* Your tasks *
1. In the Helm Q&A text below, which Helm versions used Tiller as their server-side component?
2. List every security mechanism that the Helm Q&A text below names in its list of the mechanisms Helm has to help secure deployments.

* Quoted text *
-=-=-
Q8. Can you discuss Helm’s security mechanisms and how you would secure a Helm deployment? (Security & Compliance)

How to Answer:
Discuss the security practices and tools Helm provides or integrates with, and how you would apply them to secure Helm deployments.

My Answer:
Helm has several security mechanisms to help secure deployments:

Role-based access control (RBAC): Helm leverages Kubernetes’ RBAC to control who can install and manage charts. Charts can define RBAC rules, and users can deploy charts with only the necessary permissions.
Helm Secrets: Helm integrates with tools like helm-secrets for managing and storing secrets safely. It uses encryption to keep secrets secure during the deployment process.
Chart provenance and integrity: Helm supports signing charts with PGP keys to ensure their integrity and authenticity. You can create and verify signed packages with the helm package and helm verify commands.
Tiller removal: In Helm 3, the Tiller server component was removed, which eliminates the security concerns around Tiller’s management of cluster state and permissions.
Namespace scoping: Helm 3 allows you to specify the namespace for a release, limiting the impact and access scope of a chart.

To secure a Helm deployment, one would:

Implement RBAC: Create service accounts, roles, and role bindings in Kubernetes for fine-grained access control.
Use namespaces: Deploy applications in specific namespaces to isolate resources and manage permissions more effectively.
Encrypt secrets: Use helm-secrets or integrate with external secret management systems like HashiCorp Vault.
Sign and verify charts: Sign your Helm charts and verify them upon deployment to ensure they haven’t been tampered with.

Q9. What is Tiller, and how does it interact with Helm? (Note: As of Helm 3, Tiller is no longer used. The question is to check historical understanding.) (Helm Architecture)

Tiller was the server-side component of Helm in versions 1 and 2. It interacted with the Kubernetes API server to install, manage, and orchestrate Helm chart releases. Tiller was responsible for:

Keeping track of releases
Performing upgrades or rollbacks
Managing release configurations

The Helm client would interact with Tiller to execute Helm commands. However, due to concerns regarding the security and operational complexity, Tiller was removed in Helm 3. Now, Helm directly interacts with the Kubernetes API, improving security and simplifying the architecture.

Q10. How can you rollback a Helm release to a previous version? (Helm Rollback Procedure)

To rollback a Helm release to a previous version, you use the helm rollback command followed by the release name and the revision number you want to roll back to. Here is the syntax:

helm rollback [RELEASE] [REVISION]

For example, to rollback the release named my-app to revision 2, you would run:

helm rollback my-app 2

Before rolling back, you can check the revision history of the release with helm history [RELEASE] to identify the revision number to which you want to return. Here’s an example of how you might use this command and what the output could look like:

helm history my-app

REVISION	UPDATED	STATUS	CHART	APP VERSION	DESCRIPTION
1	Thu Nov 10 09:32:12 2022	SUPERSEDED	my-app-0.1.0	1.16.0	Install complete
2	Thu Nov 11 10:15:42 2022	SUPERSEDED	my-app-0.1.1	1.16.1	Upgrade complete
3	Thu Nov 12 11:48:37 2022	DEPLOYED	my-app-0.1.2	1.16.2	Upgrade complete

The rollback command will revert the release to the state it was in at the specified revision, including all Kubernetes resources and configuration.
-=-=-
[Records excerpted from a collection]

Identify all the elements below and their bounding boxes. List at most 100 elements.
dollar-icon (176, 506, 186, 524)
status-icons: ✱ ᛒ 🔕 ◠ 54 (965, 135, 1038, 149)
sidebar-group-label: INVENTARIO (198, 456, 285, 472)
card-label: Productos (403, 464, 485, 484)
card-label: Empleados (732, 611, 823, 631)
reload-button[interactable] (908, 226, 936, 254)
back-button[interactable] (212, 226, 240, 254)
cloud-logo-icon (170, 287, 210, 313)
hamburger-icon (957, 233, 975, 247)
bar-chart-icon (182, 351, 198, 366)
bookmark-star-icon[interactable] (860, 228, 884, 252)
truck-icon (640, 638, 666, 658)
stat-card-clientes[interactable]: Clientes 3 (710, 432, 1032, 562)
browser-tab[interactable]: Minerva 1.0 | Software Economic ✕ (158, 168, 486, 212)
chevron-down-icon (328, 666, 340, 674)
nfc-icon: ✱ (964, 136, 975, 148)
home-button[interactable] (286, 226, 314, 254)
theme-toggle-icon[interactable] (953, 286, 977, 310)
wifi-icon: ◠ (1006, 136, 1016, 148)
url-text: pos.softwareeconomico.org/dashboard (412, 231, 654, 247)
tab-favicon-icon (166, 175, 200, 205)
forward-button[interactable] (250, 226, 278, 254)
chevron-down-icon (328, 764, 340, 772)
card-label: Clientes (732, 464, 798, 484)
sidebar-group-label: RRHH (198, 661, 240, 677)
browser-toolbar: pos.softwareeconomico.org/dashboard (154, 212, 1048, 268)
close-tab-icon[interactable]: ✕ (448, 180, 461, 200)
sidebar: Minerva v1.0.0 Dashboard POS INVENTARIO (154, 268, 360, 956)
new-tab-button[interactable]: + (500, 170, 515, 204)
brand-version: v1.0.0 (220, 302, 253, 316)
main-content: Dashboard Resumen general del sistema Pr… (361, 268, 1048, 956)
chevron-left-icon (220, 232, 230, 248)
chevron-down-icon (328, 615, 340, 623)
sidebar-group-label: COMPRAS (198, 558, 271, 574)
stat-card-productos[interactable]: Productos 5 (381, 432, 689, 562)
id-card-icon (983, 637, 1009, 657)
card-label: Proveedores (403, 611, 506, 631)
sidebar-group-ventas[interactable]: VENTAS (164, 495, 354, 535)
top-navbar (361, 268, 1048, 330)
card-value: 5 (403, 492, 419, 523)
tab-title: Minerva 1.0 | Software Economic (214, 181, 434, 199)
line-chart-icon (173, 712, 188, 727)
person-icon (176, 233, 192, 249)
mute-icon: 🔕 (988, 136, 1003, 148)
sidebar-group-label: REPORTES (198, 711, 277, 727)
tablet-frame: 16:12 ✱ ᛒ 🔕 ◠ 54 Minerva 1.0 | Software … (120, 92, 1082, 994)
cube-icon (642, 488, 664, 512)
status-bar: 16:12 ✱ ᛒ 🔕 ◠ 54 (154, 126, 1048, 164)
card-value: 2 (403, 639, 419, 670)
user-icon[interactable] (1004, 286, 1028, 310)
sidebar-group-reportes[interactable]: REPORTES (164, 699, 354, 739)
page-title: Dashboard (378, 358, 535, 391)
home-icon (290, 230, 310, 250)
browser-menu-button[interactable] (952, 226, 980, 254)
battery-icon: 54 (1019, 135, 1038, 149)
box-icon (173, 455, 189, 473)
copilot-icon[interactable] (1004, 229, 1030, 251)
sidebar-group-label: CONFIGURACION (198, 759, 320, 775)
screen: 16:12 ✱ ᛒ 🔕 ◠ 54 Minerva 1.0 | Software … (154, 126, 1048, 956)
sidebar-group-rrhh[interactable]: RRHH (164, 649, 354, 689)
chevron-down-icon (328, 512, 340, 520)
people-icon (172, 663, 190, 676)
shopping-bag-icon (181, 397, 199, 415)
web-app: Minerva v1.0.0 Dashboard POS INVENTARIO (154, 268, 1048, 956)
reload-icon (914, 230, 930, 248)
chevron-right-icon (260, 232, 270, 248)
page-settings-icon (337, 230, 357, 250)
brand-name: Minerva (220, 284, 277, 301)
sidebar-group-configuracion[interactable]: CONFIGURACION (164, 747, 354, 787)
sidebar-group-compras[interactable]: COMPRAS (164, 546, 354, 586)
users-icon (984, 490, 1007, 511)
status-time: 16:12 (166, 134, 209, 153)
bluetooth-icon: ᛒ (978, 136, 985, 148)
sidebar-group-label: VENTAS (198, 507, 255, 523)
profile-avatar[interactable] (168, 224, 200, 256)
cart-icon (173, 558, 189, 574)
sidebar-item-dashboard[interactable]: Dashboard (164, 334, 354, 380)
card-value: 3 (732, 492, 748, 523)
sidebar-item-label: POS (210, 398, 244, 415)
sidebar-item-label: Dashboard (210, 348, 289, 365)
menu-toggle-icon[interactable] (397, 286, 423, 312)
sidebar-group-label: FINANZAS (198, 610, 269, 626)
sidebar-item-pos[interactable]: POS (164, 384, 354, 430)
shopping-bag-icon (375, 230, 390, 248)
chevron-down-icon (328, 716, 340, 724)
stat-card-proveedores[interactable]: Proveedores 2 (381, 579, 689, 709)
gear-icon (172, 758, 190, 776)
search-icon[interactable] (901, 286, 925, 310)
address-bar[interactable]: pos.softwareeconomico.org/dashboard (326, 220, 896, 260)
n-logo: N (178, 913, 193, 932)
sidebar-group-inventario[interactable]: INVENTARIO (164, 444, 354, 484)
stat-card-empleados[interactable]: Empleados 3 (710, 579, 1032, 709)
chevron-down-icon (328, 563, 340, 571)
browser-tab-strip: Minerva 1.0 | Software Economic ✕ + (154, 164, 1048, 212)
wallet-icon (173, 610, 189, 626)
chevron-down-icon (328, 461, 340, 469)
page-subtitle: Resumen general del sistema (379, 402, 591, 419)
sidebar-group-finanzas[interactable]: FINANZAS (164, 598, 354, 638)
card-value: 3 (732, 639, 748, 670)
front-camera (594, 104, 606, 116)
-=-=-
* Solutions to the tasks *
1. Helm versions 1 and 2.

2.
- Role-based access control (RBAC)
- Helm Secrets
- Chart provenance and integrity
- Tiller removal
- Namespace scoping